■ REQUIREMENT
Each entry below is to be printed verbatim.
--- EXERCISE INPUTS ---
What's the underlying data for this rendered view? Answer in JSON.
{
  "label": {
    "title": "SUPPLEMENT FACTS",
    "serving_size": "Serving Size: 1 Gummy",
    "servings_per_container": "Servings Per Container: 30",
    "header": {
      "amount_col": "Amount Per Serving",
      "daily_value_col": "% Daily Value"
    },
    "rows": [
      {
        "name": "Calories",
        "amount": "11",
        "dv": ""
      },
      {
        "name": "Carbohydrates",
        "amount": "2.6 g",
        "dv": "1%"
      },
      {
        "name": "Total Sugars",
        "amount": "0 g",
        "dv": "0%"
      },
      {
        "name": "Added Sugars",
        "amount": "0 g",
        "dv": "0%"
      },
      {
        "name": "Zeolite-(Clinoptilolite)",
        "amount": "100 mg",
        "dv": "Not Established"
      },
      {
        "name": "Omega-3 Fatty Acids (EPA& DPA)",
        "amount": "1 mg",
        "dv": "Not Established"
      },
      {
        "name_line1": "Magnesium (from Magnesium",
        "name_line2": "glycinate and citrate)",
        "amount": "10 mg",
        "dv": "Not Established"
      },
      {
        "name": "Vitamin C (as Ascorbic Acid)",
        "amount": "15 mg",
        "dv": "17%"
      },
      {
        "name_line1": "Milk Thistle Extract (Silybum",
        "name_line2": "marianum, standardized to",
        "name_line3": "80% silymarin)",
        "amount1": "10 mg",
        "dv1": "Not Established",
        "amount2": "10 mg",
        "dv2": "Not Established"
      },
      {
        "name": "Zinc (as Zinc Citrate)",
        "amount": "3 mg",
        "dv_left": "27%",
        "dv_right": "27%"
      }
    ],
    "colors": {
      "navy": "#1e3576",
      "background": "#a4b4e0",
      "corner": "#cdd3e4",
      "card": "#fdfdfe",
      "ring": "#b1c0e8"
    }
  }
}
---
■ EXERCISE RESULT
What's the underlying data for this rendered view? Answer in JSON.
{
  "label": {
    "title": "SUPPLEMENT FACTS",
    "serving_size": "Serving Size: 1 Gummy",
    "servings_per_container": "Servings Per Container: 30",
    "header": {
      "amount_col": "Amount Per Serving",
      "daily_value_col": "% Daily Value"
    },
    "rows": [
      {
        "name": "Calories",
        "amount": "11",
        "dv": ""
      },
      {
        "name": "Carbohydrates",
        "amount": "2.6 g",
        "dv": "1%"
      },
      {
        "name": "Total Sugars",
        "amount": "0 g",
        "dv": "0%"
      },
      {
        "name": "Added Sugars",
        "amount": "0 g",
        "dv": "0%"
      },
      {
        "name": "Zeolite-(Clinoptilolite)",
        "amount": "100 mg",
        "dv": "Not Established"
      },
      {
        "name": "Omega-3 Fatty Acids (EPA& DPA)",
        "amount": "1 mg",
        "dv": "Not Established"
      },
      {
        "name_line1": "Magnesium (from Magnesium",
        "name_line2": "glycinate and citrate)",
        "amount": "10 mg",
        "dv": "Not Established"
      },
      {
        "name": "Vitamin C (as Ascorbic Acid)",
        "amount": "15 mg",
        "dv": "17%"
      },
      {
        "name_line1": "Milk Thistle Extract (Silybum",
        "name_line2": "marianum, standardized to",
        "name_line3": "80% silymarin)",
        "amount1": "10 mg",
        "dv1": "Not Established",
        "amount2": "10 mg",
        "dv2": "Not Established"
      },
      {
        "name": "Zinc (as Zinc Citrate)",
        "amount": "3 mg",
        "dv_left": "27%",
        "dv_right": "27%"
      }
    ],
    "colors": {
      "navy": "#1e3576",
      "background": "#a4b4e0",
      "corner": "#cdd3e4",
      "card": "#fdfdfe",
      "ring": "#b1c0e8"
    }
  }
}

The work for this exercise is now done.